▶ **TASK TO CARRY OUT**: Each line of the material must be repeated precisely, with the pictures left out.

(Stored data)
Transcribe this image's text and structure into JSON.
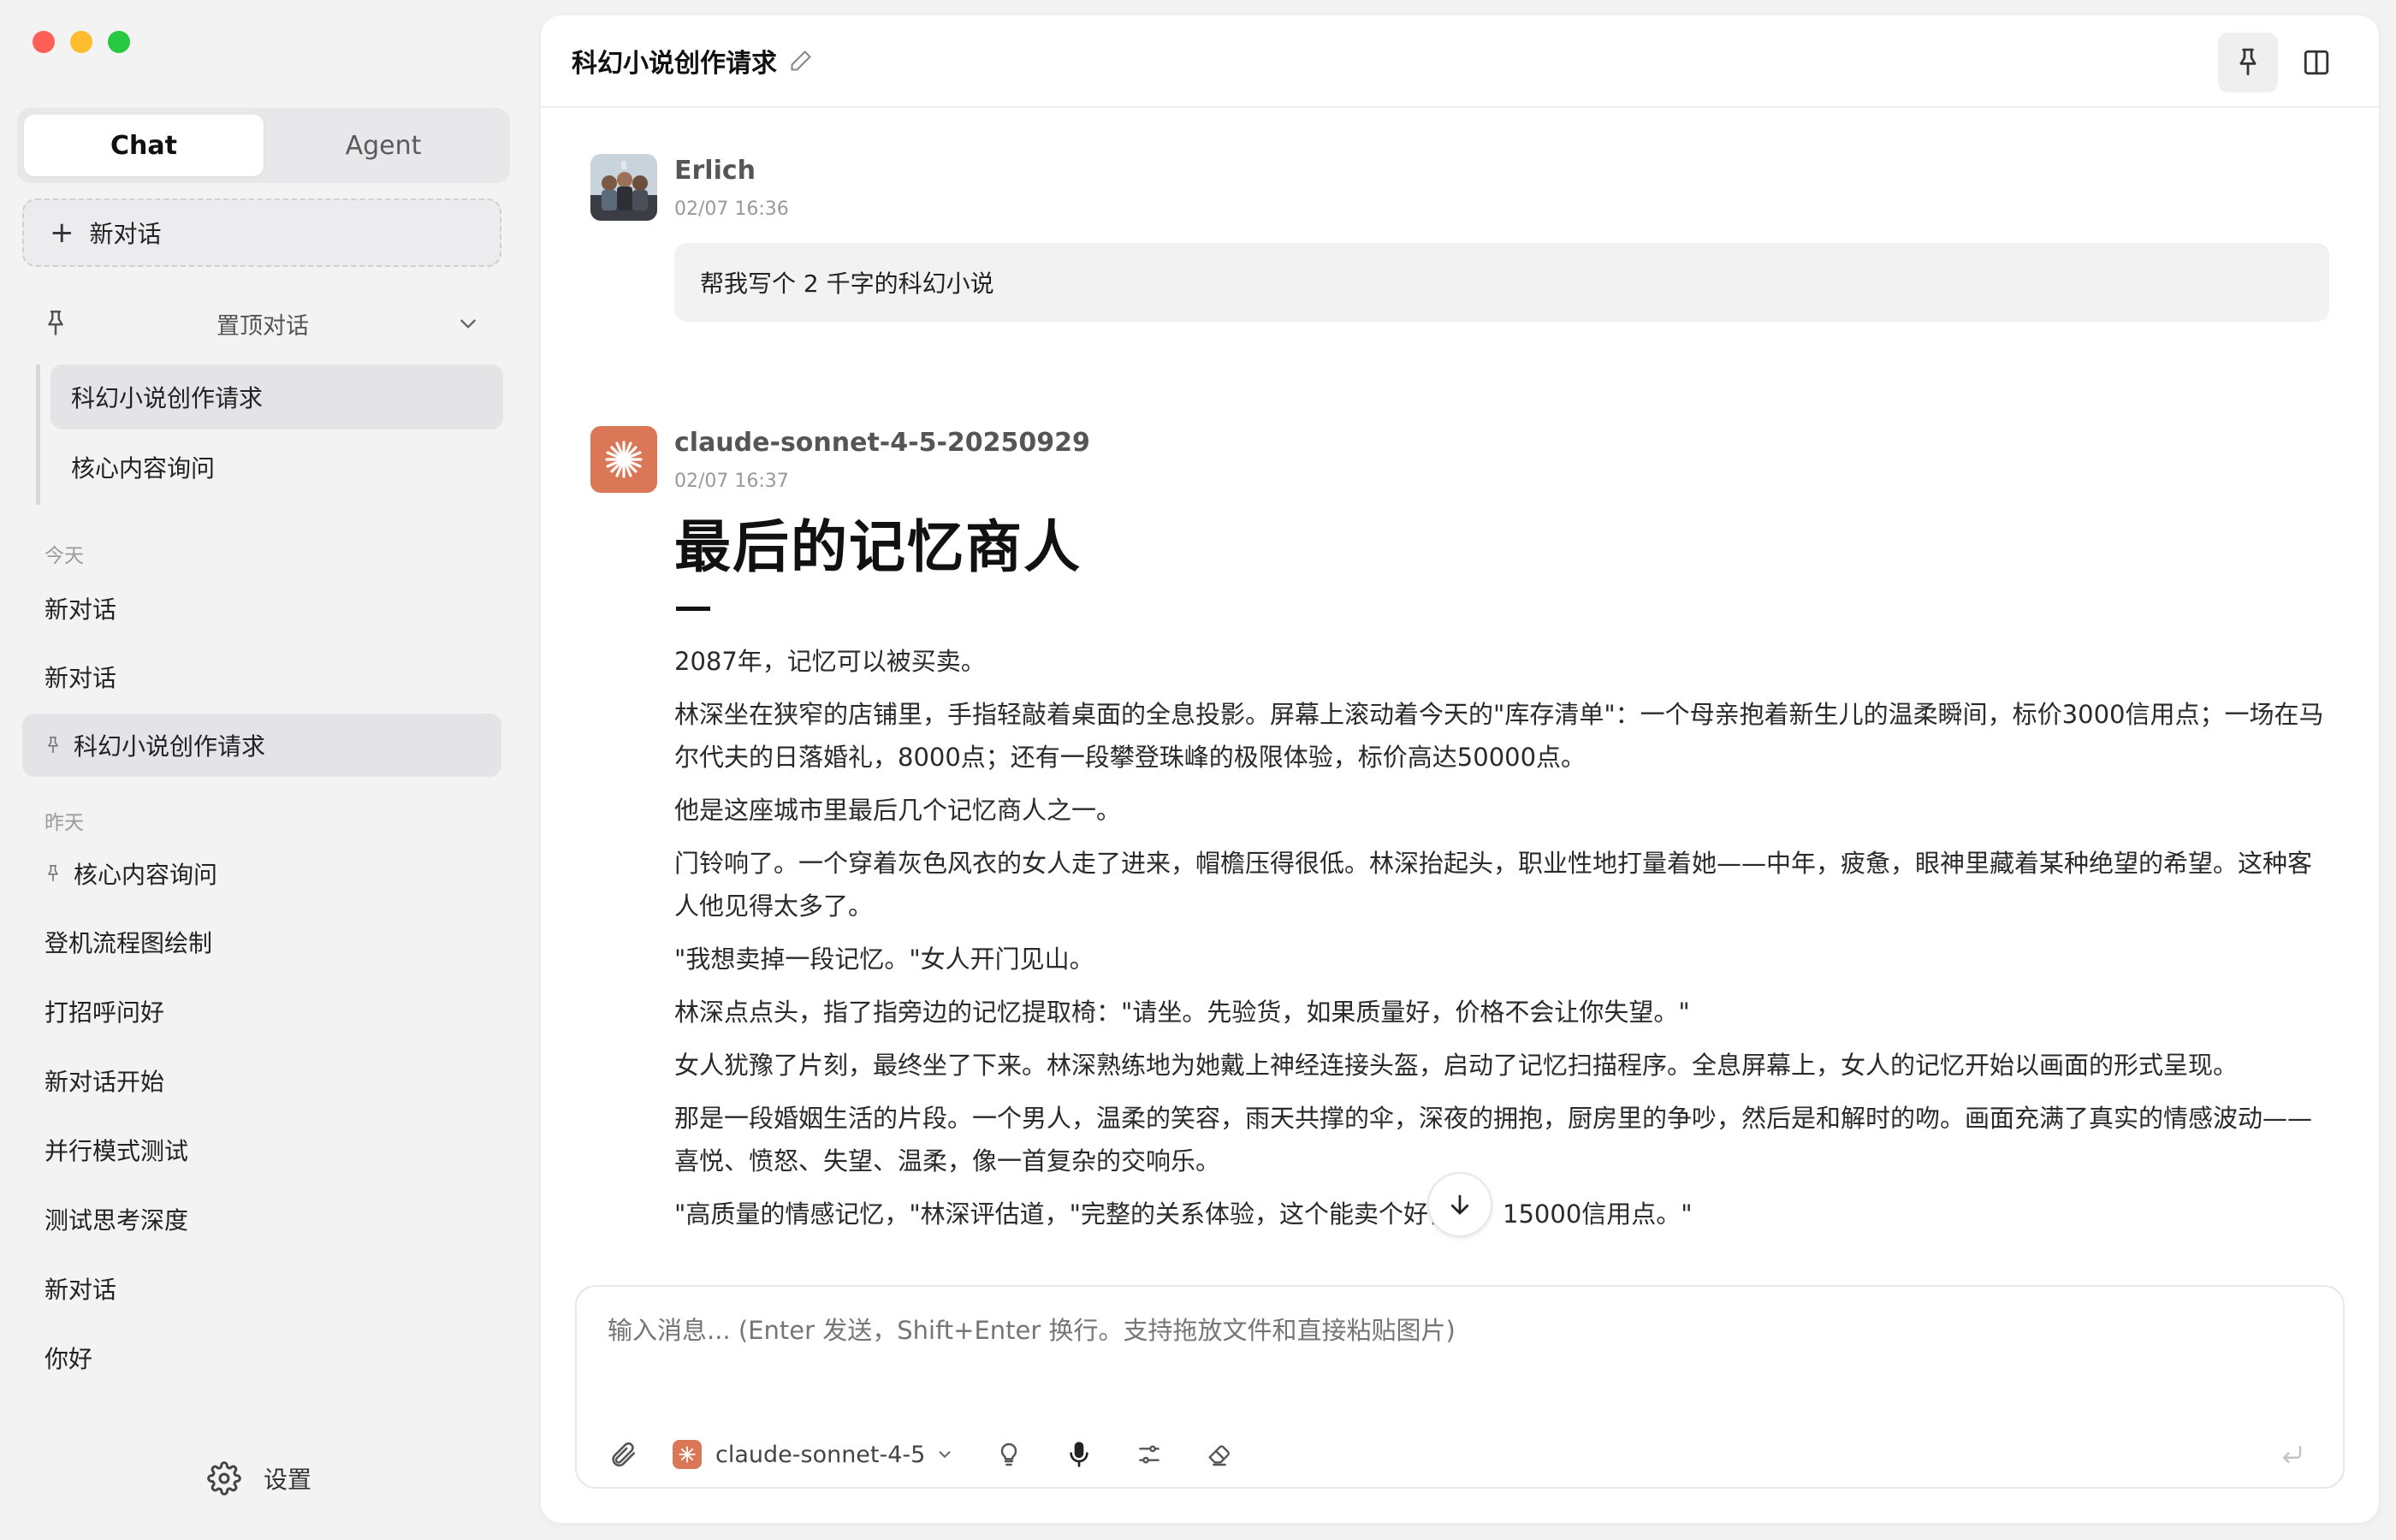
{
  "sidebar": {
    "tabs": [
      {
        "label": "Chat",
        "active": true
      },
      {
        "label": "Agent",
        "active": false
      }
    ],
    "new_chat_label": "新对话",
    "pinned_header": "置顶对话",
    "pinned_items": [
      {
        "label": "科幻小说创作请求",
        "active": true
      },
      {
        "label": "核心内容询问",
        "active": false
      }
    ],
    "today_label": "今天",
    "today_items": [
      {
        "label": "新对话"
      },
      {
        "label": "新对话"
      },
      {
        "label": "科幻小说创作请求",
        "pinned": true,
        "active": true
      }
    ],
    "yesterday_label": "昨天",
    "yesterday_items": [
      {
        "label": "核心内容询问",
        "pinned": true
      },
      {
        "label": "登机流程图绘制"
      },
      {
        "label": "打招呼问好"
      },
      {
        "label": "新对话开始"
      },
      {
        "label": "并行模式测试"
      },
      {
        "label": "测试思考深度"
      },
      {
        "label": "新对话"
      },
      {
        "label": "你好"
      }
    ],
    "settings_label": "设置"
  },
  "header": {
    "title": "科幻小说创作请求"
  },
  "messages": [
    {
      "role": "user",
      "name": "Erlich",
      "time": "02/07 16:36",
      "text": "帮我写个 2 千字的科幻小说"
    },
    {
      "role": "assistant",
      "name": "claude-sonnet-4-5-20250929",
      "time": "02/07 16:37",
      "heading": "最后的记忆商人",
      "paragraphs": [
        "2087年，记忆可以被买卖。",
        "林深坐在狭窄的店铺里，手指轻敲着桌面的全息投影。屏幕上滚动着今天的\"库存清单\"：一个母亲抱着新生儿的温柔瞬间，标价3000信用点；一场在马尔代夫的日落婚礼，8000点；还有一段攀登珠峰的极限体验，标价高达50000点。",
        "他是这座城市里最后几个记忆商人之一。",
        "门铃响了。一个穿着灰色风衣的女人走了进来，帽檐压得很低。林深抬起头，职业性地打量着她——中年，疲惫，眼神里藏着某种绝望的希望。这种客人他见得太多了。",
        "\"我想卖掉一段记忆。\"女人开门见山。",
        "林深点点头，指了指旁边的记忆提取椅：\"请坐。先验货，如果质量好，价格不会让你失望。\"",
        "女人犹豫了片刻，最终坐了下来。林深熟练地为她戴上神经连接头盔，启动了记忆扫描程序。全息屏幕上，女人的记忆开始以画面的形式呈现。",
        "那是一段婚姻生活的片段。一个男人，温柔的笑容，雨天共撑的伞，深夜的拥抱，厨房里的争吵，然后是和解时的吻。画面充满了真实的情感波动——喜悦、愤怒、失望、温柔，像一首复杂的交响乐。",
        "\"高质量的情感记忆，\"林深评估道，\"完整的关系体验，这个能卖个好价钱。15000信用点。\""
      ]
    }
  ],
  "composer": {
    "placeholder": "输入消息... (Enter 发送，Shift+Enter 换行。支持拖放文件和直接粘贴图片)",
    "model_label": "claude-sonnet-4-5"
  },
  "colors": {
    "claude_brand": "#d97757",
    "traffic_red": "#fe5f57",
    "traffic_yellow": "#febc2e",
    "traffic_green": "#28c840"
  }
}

▶ **COMPLETE OUTPUT**:
Transcribe this image's text and structure into JSON.
{
  "sidebar": {
    "tabs": [
      {
        "label": "Chat",
        "active": true
      },
      {
        "label": "Agent",
        "active": false
      }
    ],
    "new_chat_label": "新对话",
    "pinned_header": "置顶对话",
    "pinned_items": [
      {
        "label": "科幻小说创作请求",
        "active": true
      },
      {
        "label": "核心内容询问",
        "active": false
      }
    ],
    "today_label": "今天",
    "today_items": [
      {
        "label": "新对话"
      },
      {
        "label": "新对话"
      },
      {
        "label": "科幻小说创作请求",
        "pinned": true,
        "active": true
      }
    ],
    "yesterday_label": "昨天",
    "yesterday_items": [
      {
        "label": "核心内容询问",
        "pinned": true
      },
      {
        "label": "登机流程图绘制"
      },
      {
        "label": "打招呼问好"
      },
      {
        "label": "新对话开始"
      },
      {
        "label": "并行模式测试"
      },
      {
        "label": "测试思考深度"
      },
      {
        "label": "新对话"
      },
      {
        "label": "你好"
      }
    ],
    "settings_label": "设置"
  },
  "header": {
    "title": "科幻小说创作请求"
  },
  "messages": [
    {
      "role": "user",
      "name": "Erlich",
      "time": "02/07 16:36",
      "text": "帮我写个 2 千字的科幻小说"
    },
    {
      "role": "assistant",
      "name": "claude-sonnet-4-5-20250929",
      "time": "02/07 16:37",
      "heading": "最后的记忆商人",
      "paragraphs": [
        "2087年，记忆可以被买卖。",
        "林深坐在狭窄的店铺里，手指轻敲着桌面的全息投影。屏幕上滚动着今天的\"库存清单\"：一个母亲抱着新生儿的温柔瞬间，标价3000信用点；一场在马尔代夫的日落婚礼，8000点；还有一段攀登珠峰的极限体验，标价高达50000点。",
        "他是这座城市里最后几个记忆商人之一。",
        "门铃响了。一个穿着灰色风衣的女人走了进来，帽檐压得很低。林深抬起头，职业性地打量着她——中年，疲惫，眼神里藏着某种绝望的希望。这种客人他见得太多了。",
        "\"我想卖掉一段记忆。\"女人开门见山。",
        "林深点点头，指了指旁边的记忆提取椅：\"请坐。先验货，如果质量好，价格不会让你失望。\"",
        "女人犹豫了片刻，最终坐了下来。林深熟练地为她戴上神经连接头盔，启动了记忆扫描程序。全息屏幕上，女人的记忆开始以画面的形式呈现。",
        "那是一段婚姻生活的片段。一个男人，温柔的笑容，雨天共撑的伞，深夜的拥抱，厨房里的争吵，然后是和解时的吻。画面充满了真实的情感波动——喜悦、愤怒、失望、温柔，像一首复杂的交响乐。",
        "\"高质量的情感记忆，\"林深评估道，\"完整的关系体验，这个能卖个好价钱。15000信用点。\""
      ]
    }
  ],
  "composer": {
    "placeholder": "输入消息... (Enter 发送，Shift+Enter 换行。支持拖放文件和直接粘贴图片)",
    "model_label": "claude-sonnet-4-5"
  },
  "colors": {
    "claude_brand": "#d97757",
    "traffic_red": "#fe5f57",
    "traffic_yellow": "#febc2e",
    "traffic_green": "#28c840"
  }
}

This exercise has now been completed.